### [WHAT YOU ARE ASKED TO DO]
Using the records provided below, locate and copy each line that contains the word "размещения".

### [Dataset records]
──────────────────────────────

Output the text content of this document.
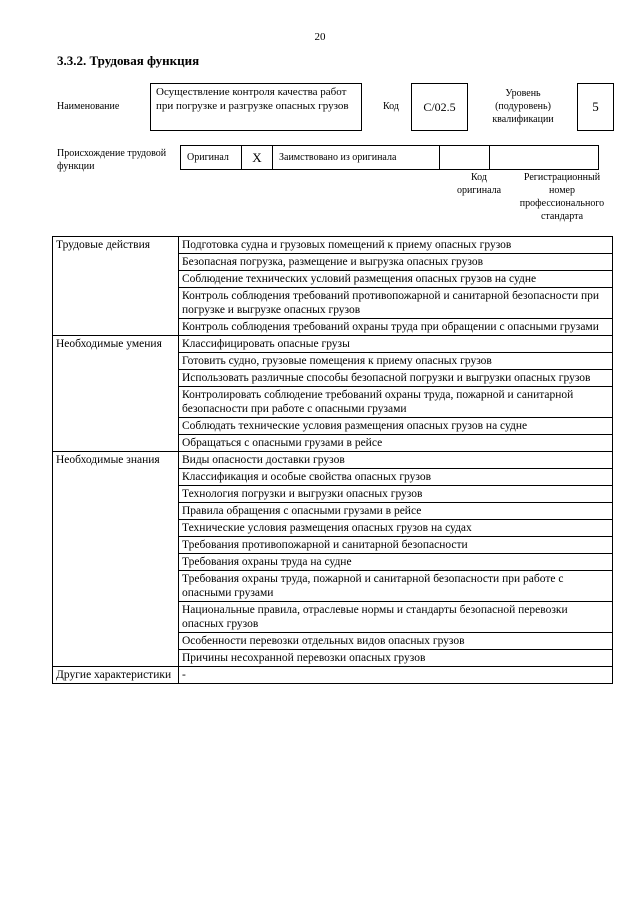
20
3.3.2. Трудовая функция
Наименование
Осуществление контроля качества работ при погрузке и разгрузке опасных грузов	Код	C/02.5
Уровень (подуровень) квалификации
5
Происхождение трудовой функции
Оригинал	X	Заимствовано из оригинала		
Код оригинала
Регистрационный номер профессионального стандарта
Трудовые действия	Подготовка судна и грузовых помещений к приему опасных грузов
	Безопасная погрузка, размещение и выгрузка опасных грузов
	Соблюдение технических условий размещения опасных грузов на судне
	Контроль соблюдения требований противопожарной и санитарной безопасности при погрузке и выгрузке опасных грузов
	Контроль соблюдения требований охраны труда при обращении с опасными грузами
Необходимые умения	Классифицировать опасные грузы
	Готовить судно, грузовые помещения к приему опасных грузов
	Использовать различные способы безопасной погрузки и выгрузки опасных грузов
	Контролировать соблюдение требований охраны труда, пожарной и санитарной безопасности при работе с опасными грузами
	Соблюдать технические условия размещения опасных грузов на судне
	Обращаться с опасными грузами в рейсе
Необходимые знания	Виды опасности доставки грузов
	Классификация и особые свойства опасных грузов
	Технология погрузки и выгрузки опасных грузов
	Правила обращения с опасными грузами в рейсе
	Технические условия размещения опасных грузов на судах
	Требования противопожарной и санитарной безопасности
	Требования охраны труда на судне
	Требования охраны труда, пожарной и санитарной безопасности при работе с опасными грузами
	Национальные правила, отраслевые нормы и стандарты безопасной перевозки опасных грузов
	Особенности перевозки отдельных видов опасных грузов
	Причины несохранной перевозки опасных грузов
Другие характеристики	-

──────────────────────────────

### [EXERCISE ANSWER]
	Соблюдение технических условий размещения опасных грузов на судне
	Соблюдать технические условия размещения опасных грузов на судне
	Технические условия размещения опасных грузов на судах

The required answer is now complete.